** begin STORED RECORDS **

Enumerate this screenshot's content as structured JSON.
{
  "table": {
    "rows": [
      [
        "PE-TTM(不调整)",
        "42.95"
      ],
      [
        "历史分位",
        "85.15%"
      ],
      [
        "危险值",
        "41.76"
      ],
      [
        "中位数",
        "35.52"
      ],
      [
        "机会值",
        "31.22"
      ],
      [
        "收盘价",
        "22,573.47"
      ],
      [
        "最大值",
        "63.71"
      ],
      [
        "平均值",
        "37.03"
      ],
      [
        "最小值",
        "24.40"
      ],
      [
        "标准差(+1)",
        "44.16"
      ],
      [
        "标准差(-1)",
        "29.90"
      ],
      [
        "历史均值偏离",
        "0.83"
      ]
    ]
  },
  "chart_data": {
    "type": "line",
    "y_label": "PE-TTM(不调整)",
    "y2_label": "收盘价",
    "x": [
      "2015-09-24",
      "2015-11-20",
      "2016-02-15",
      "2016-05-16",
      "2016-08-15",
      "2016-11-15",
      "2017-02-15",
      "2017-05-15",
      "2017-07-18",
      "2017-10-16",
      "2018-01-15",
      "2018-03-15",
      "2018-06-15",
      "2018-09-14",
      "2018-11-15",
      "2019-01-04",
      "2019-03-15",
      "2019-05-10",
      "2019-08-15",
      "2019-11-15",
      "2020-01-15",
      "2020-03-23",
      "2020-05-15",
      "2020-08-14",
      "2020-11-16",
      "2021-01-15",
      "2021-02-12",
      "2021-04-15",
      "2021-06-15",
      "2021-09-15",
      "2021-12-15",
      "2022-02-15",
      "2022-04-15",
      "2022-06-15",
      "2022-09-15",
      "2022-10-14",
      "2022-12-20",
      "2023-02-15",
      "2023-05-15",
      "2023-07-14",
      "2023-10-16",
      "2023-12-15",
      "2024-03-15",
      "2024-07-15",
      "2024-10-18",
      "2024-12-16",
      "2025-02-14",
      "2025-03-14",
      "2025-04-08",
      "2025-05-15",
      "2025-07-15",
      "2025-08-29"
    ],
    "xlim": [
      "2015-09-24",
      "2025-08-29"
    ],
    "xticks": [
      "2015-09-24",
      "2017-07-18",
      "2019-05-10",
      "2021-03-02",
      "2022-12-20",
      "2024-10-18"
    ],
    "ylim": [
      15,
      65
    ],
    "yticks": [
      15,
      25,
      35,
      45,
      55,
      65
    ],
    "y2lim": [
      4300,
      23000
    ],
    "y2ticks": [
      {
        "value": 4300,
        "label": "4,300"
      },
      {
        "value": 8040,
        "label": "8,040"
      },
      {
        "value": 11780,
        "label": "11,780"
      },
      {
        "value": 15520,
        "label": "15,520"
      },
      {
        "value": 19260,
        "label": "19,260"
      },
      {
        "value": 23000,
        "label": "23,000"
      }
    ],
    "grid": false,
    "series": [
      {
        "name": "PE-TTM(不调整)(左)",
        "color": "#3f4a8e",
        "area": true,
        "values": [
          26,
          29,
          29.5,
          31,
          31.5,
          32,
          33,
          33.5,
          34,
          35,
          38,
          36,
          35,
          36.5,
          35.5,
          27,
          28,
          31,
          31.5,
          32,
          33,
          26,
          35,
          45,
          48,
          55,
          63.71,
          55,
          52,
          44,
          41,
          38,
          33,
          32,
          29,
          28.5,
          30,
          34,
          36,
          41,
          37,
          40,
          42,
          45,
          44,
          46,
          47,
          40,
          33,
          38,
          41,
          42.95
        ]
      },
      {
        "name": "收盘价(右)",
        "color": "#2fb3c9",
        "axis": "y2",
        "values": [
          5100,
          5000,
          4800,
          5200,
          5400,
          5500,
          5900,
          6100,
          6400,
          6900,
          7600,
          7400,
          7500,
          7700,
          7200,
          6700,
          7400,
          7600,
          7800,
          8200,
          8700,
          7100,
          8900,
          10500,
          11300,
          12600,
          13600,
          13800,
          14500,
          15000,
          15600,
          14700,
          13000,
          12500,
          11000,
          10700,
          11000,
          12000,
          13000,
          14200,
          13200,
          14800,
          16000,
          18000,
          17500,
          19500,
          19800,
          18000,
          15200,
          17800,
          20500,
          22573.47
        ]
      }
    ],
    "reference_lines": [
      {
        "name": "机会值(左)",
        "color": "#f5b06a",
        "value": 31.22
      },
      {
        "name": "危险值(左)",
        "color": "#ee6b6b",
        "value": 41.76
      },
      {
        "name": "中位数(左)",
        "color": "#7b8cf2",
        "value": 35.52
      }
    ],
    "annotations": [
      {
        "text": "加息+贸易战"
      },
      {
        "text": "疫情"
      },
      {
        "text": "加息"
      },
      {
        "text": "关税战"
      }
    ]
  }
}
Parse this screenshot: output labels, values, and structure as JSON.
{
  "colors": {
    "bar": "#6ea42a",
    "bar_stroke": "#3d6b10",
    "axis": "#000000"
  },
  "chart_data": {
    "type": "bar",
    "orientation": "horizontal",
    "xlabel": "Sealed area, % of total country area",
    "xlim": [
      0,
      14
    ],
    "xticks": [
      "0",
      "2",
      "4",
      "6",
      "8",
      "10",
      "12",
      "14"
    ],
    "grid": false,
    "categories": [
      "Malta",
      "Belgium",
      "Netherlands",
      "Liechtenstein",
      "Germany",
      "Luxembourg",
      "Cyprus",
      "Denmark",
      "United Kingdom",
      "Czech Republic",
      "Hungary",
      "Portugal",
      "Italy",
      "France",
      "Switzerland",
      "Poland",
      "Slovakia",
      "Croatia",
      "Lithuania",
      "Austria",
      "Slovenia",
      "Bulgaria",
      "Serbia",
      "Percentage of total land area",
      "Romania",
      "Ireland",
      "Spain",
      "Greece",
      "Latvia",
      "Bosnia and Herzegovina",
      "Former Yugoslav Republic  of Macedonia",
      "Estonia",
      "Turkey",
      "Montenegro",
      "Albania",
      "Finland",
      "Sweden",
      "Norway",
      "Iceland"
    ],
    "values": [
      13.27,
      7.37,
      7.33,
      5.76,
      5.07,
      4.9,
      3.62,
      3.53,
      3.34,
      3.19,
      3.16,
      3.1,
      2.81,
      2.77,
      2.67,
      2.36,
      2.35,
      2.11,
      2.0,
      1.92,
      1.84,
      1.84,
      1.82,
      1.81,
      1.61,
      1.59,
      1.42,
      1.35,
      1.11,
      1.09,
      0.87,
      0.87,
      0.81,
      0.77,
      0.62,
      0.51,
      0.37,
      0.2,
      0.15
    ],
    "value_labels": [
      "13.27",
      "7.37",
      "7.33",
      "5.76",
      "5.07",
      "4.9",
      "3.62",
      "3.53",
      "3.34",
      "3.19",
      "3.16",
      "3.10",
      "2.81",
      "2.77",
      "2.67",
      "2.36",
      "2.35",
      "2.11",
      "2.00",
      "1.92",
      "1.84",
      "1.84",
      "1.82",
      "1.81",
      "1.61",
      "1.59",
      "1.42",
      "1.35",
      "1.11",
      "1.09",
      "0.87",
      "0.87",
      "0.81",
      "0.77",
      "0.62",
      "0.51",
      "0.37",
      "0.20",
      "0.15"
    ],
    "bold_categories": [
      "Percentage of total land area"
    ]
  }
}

** end STORED RECORDS **

• **SHORT EXERCISE**: Quote each line of the listing above exactly.

• **COMPLETED EXERCISE**:
Enumerate this screenshot's content as structured JSON.
{
  "table": {
    "rows": [
      [
        "PE-TTM(不调整)",
        "42.95"
      ],
      [
        "历史分位",
        "85.15%"
      ],
      [
        "危险值",
        "41.76"
      ],
      [
        "中位数",
        "35.52"
      ],
      [
        "机会值",
        "31.22"
      ],
      [
        "收盘价",
        "22,573.47"
      ],
      [
        "最大值",
        "63.71"
      ],
      [
        "平均值",
        "37.03"
      ],
      [
        "最小值",
        "24.40"
      ],
      [
        "标准差(+1)",
        "44.16"
      ],
      [
        "标准差(-1)",
        "29.90"
      ],
      [
        "历史均值偏离",
        "0.83"
      ]
    ]
  },
  "chart_data": {
    "type": "line",
    "y_label": "PE-TTM(不调整)",
    "y2_label": "收盘价",
    "x": [
      "2015-09-24",
      "2015-11-20",
      "2016-02-15",
      "2016-05-16",
      "2016-08-15",
      "2016-11-15",
      "2017-02-15",
      "2017-05-15",
      "2017-07-18",
      "2017-10-16",
      "2018-01-15",
      "2018-03-15",
      "2018-06-15",
      "2018-09-14",
      "2018-11-15",
      "2019-01-04",
      "2019-03-15",
      "2019-05-10",
      "2019-08-15",
      "2019-11-15",
      "2020-01-15",
      "2020-03-23",
      "2020-05-15",
      "2020-08-14",
      "2020-11-16",
      "2021-01-15",
      "2021-02-12",
      "2021-04-15",
      "2021-06-15",
      "2021-09-15",
      "2021-12-15",
      "2022-02-15",
      "2022-04-15",
      "2022-06-15",
      "2022-09-15",
      "2022-10-14",
      "2022-12-20",
      "2023-02-15",
      "2023-05-15",
      "2023-07-14",
      "2023-10-16",
      "2023-12-15",
      "2024-03-15",
      "2024-07-15",
      "2024-10-18",
      "2024-12-16",
      "2025-02-14",
      "2025-03-14",
      "2025-04-08",
      "2025-05-15",
      "2025-07-15",
      "2025-08-29"
    ],
    "xlim": [
      "2015-09-24",
      "2025-08-29"
    ],
    "xticks": [
      "2015-09-24",
      "2017-07-18",
      "2019-05-10",
      "2021-03-02",
      "2022-12-20",
      "2024-10-18"
    ],
    "ylim": [
      15,
      65
    ],
    "yticks": [
      15,
      25,
      35,
      45,
      55,
      65
    ],
    "y2lim": [
      4300,
      23000
    ],
    "y2ticks": [
      {
        "value": 4300,
        "label": "4,300"
      },
      {
        "value": 8040,
        "label": "8,040"
      },
      {
        "value": 11780,
        "label": "11,780"
      },
      {
        "value": 15520,
        "label": "15,520"
      },
      {
        "value": 19260,
        "label": "19,260"
      },
      {
        "value": 23000,
        "label": "23,000"
      }
    ],
    "grid": false,
    "series": [
      {
        "name": "PE-TTM(不调整)(左)",
        "color": "#3f4a8e",
        "area": true,
        "values": [
          26,
          29,
          29.5,
          31,
          31.5,
          32,
          33,
          33.5,
          34,
          35,
          38,
          36,
          35,
          36.5,
          35.5,
          27,
          28,
          31,
          31.5,
          32,
          33,
          26,
          35,
          45,
          48,
          55,
          63.71,
          55,
          52,
          44,
          41,
          38,
          33,
          32,
          29,
          28.5,
          30,
          34,
          36,
          41,
          37,
          40,
          42,
          45,
          44,
          46,
          47,
          40,
          33,
          38,
          41,
          42.95
        ]
      },
      {
        "name": "收盘价(右)",
        "color": "#2fb3c9",
        "axis": "y2",
        "values": [
          5100,
          5000,
          4800,
          5200,
          5400,
          5500,
          5900,
          6100,
          6400,
          6900,
          7600,
          7400,
          7500,
          7700,
          7200,
          6700,
          7400,
          7600,
          7800,
          8200,
          8700,
          7100,
          8900,
          10500,
          11300,
          12600,
          13600,
          13800,
          14500,
          15000,
          15600,
          14700,
          13000,
          12500,
          11000,
          10700,
          11000,
          12000,
          13000,
          14200,
          13200,
          14800,
          16000,
          18000,
          17500,
          19500,
          19800,
          18000,
          15200,
          17800,
          20500,
          22573.47
        ]
      }
    ],
    "reference_lines": [
      {
        "name": "机会值(左)",
        "color": "#f5b06a",
        "value": 31.22
      },
      {
        "name": "危险值(左)",
        "color": "#ee6b6b",
        "value": 41.76
      },
      {
        "name": "中位数(左)",
        "color": "#7b8cf2",
        "value": 35.52
      }
    ],
    "annotations": [
      {
        "text": "加息+贸易战"
      },
      {
        "text": "疫情"
      },
      {
        "text": "加息"
      },
      {
        "text": "关税战"
      }
    ]
  }
}
Parse this screenshot: output labels, values, and structure as JSON.
{
  "colors": {
    "bar": "#6ea42a",
    "bar_stroke": "#3d6b10",
    "axis": "#000000"
  },
  "chart_data": {
    "type": "bar",
    "orientation": "horizontal",
    "xlabel": "Sealed area, % of total country area",
    "xlim": [
      0,
      14
    ],
    "xticks": [
      "0",
      "2",
      "4",
      "6",
      "8",
      "10",
      "12",
      "14"
    ],
    "grid": false,
    "categories": [
      "Malta",
      "Belgium",
      "Netherlands",
      "Liechtenstein",
      "Germany",
      "Luxembourg",
      "Cyprus",
      "Denmark",
      "United Kingdom",
      "Czech Republic",
      "Hungary",
      "Portugal",
      "Italy",
      "France",
      "Switzerland",
      "Poland",
      "Slovakia",
      "Croatia",
      "Lithuania",
      "Austria",
      "Slovenia",
      "Bulgaria",
      "Serbia",
      "Percentage of total land area",
      "Romania",
      "Ireland",
      "Spain",
      "Greece",
      "Latvia",
      "Bosnia and Herzegovina",
      "Former Yugoslav Republic  of Macedonia",
      "Estonia",
      "Turkey",
      "Montenegro",
      "Albania",
      "Finland",
      "Sweden",
      "Norway",
      "Iceland"
    ],
    "values": [
      13.27,
      7.37,
      7.33,
      5.76,
      5.07,
      4.9,
      3.62,
      3.53,
      3.34,
      3.19,
      3.16,
      3.1,
      2.81,
      2.77,
      2.67,
      2.36,
      2.35,
      2.11,
      2.0,
      1.92,
      1.84,
      1.84,
      1.82,
      1.81,
      1.61,
      1.59,
      1.42,
      1.35,
      1.11,
      1.09,
      0.87,
      0.87,
      0.81,
      0.77,
      0.62,
      0.51,
      0.37,
      0.2,
      0.15
    ],
    "value_labels": [
      "13.27",
      "7.37",
      "7.33",
      "5.76",
      "5.07",
      "4.9",
      "3.62",
      "3.53",
      "3.34",
      "3.19",
      "3.16",
      "3.10",
      "2.81",
      "2.77",
      "2.67",
      "2.36",
      "2.35",
      "2.11",
      "2.00",
      "1.92",
      "1.84",
      "1.84",
      "1.82",
      "1.81",
      "1.61",
      "1.59",
      "1.42",
      "1.35",
      "1.11",
      "1.09",
      "0.87",
      "0.87",
      "0.81",
      "0.77",
      "0.62",
      "0.51",
      "0.37",
      "0.20",
      "0.15"
    ],
    "bold_categories": [
      "Percentage of total land area"
    ]
  }
}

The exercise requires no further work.